| WORK INSTRUCTIONS |
Word for word, give the material below again, minus any images.
^^^^
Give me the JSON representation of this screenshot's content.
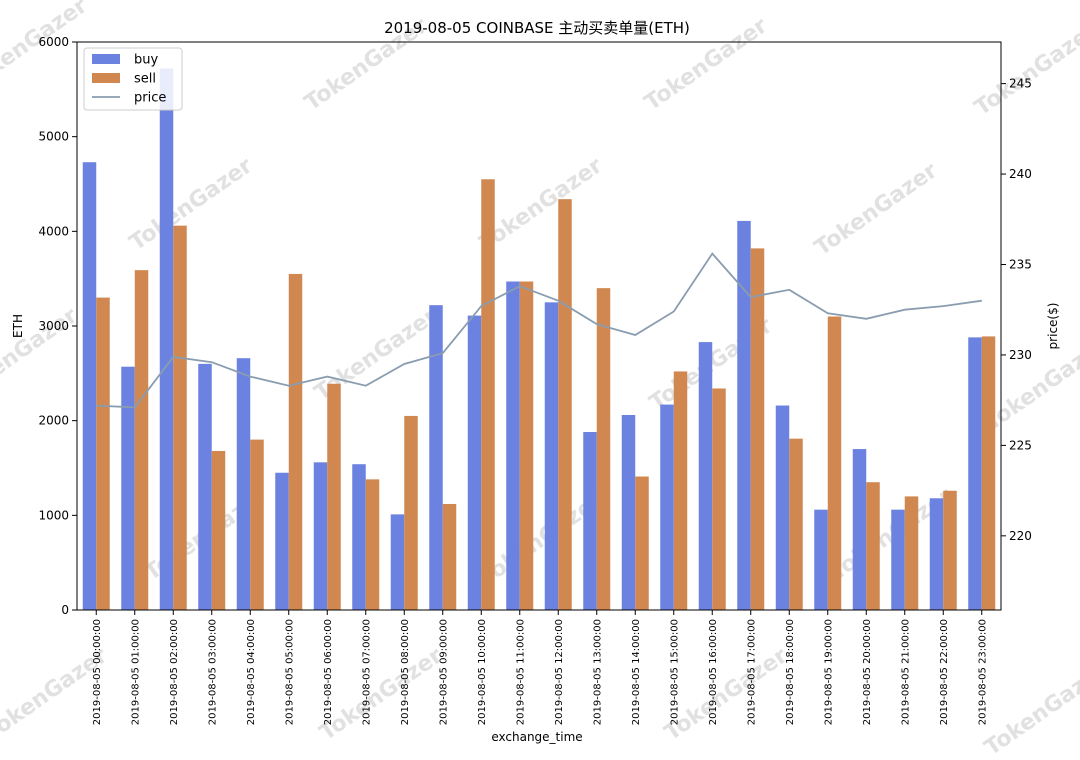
{
  "chart_data": {
    "type": "bar",
    "title": "2019-08-05 COINBASE 主动买卖单量(ETH)",
    "xlabel": "exchange_time",
    "ylabel": "ETH",
    "y2label": "price($)",
    "ylim": [
      0,
      6000
    ],
    "y2lim": [
      215.9,
      247.3
    ],
    "yticks": [
      0,
      1000,
      2000,
      3000,
      4000,
      5000,
      6000
    ],
    "y2ticks": [
      220,
      225,
      230,
      235,
      240,
      245
    ],
    "legend": "top-left",
    "grid": false,
    "categories": [
      "2019-08-05 00:00:00",
      "2019-08-05 01:00:00",
      "2019-08-05 02:00:00",
      "2019-08-05 03:00:00",
      "2019-08-05 04:00:00",
      "2019-08-05 05:00:00",
      "2019-08-05 06:00:00",
      "2019-08-05 07:00:00",
      "2019-08-05 08:00:00",
      "2019-08-05 09:00:00",
      "2019-08-05 10:00:00",
      "2019-08-05 11:00:00",
      "2019-08-05 12:00:00",
      "2019-08-05 13:00:00",
      "2019-08-05 14:00:00",
      "2019-08-05 15:00:00",
      "2019-08-05 16:00:00",
      "2019-08-05 17:00:00",
      "2019-08-05 18:00:00",
      "2019-08-05 19:00:00",
      "2019-08-05 20:00:00",
      "2019-08-05 21:00:00",
      "2019-08-05 22:00:00",
      "2019-08-05 23:00:00"
    ],
    "series": [
      {
        "name": "buy",
        "color": "#6b82e0",
        "values": [
          4730,
          2570,
          5720,
          2600,
          2660,
          1450,
          1560,
          1540,
          1010,
          3220,
          3110,
          3470,
          3250,
          1880,
          2060,
          2170,
          2830,
          4110,
          2160,
          1060,
          1700,
          1060,
          1180,
          2880
        ]
      },
      {
        "name": "sell",
        "color": "#d08850",
        "values": [
          3300,
          3590,
          4060,
          1680,
          1800,
          3550,
          2390,
          1380,
          2050,
          1120,
          4550,
          3470,
          4340,
          3400,
          1410,
          2520,
          2340,
          3820,
          1810,
          3100,
          1350,
          1200,
          1260,
          2890
        ]
      },
      {
        "name": "price",
        "type": "line",
        "color": "#8a9db0",
        "values": [
          227.2,
          227.1,
          229.9,
          229.6,
          228.8,
          228.3,
          228.8,
          228.3,
          229.5,
          230.1,
          232.7,
          233.8,
          233.0,
          231.7,
          231.1,
          232.4,
          235.6,
          233.2,
          233.6,
          232.3,
          232.0,
          232.5,
          232.7,
          233.0
        ]
      }
    ]
  },
  "watermark": "TokenGazer"
}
^^^^
| FINAL ANSWER |
Give me the JSON representation of this screenshot's content.
{
  "chart_data": {
    "type": "bar",
    "title": "2019-08-05 COINBASE 主动买卖单量(ETH)",
    "xlabel": "exchange_time",
    "ylabel": "ETH",
    "y2label": "price($)",
    "ylim": [
      0,
      6000
    ],
    "y2lim": [
      215.9,
      247.3
    ],
    "yticks": [
      0,
      1000,
      2000,
      3000,
      4000,
      5000,
      6000
    ],
    "y2ticks": [
      220,
      225,
      230,
      235,
      240,
      245
    ],
    "legend": "top-left",
    "grid": false,
    "categories": [
      "2019-08-05 00:00:00",
      "2019-08-05 01:00:00",
      "2019-08-05 02:00:00",
      "2019-08-05 03:00:00",
      "2019-08-05 04:00:00",
      "2019-08-05 05:00:00",
      "2019-08-05 06:00:00",
      "2019-08-05 07:00:00",
      "2019-08-05 08:00:00",
      "2019-08-05 09:00:00",
      "2019-08-05 10:00:00",
      "2019-08-05 11:00:00",
      "2019-08-05 12:00:00",
      "2019-08-05 13:00:00",
      "2019-08-05 14:00:00",
      "2019-08-05 15:00:00",
      "2019-08-05 16:00:00",
      "2019-08-05 17:00:00",
      "2019-08-05 18:00:00",
      "2019-08-05 19:00:00",
      "2019-08-05 20:00:00",
      "2019-08-05 21:00:00",
      "2019-08-05 22:00:00",
      "2019-08-05 23:00:00"
    ],
    "series": [
      {
        "name": "buy",
        "color": "#6b82e0",
        "values": [
          4730,
          2570,
          5720,
          2600,
          2660,
          1450,
          1560,
          1540,
          1010,
          3220,
          3110,
          3470,
          3250,
          1880,
          2060,
          2170,
          2830,
          4110,
          2160,
          1060,
          1700,
          1060,
          1180,
          2880
        ]
      },
      {
        "name": "sell",
        "color": "#d08850",
        "values": [
          3300,
          3590,
          4060,
          1680,
          1800,
          3550,
          2390,
          1380,
          2050,
          1120,
          4550,
          3470,
          4340,
          3400,
          1410,
          2520,
          2340,
          3820,
          1810,
          3100,
          1350,
          1200,
          1260,
          2890
        ]
      },
      {
        "name": "price",
        "type": "line",
        "color": "#8a9db0",
        "values": [
          227.2,
          227.1,
          229.9,
          229.6,
          228.8,
          228.3,
          228.8,
          228.3,
          229.5,
          230.1,
          232.7,
          233.8,
          233.0,
          231.7,
          231.1,
          232.4,
          235.6,
          233.2,
          233.6,
          232.3,
          232.0,
          232.5,
          232.7,
          233.0
        ]
      }
    ]
  },
  "watermark": "TokenGazer"
}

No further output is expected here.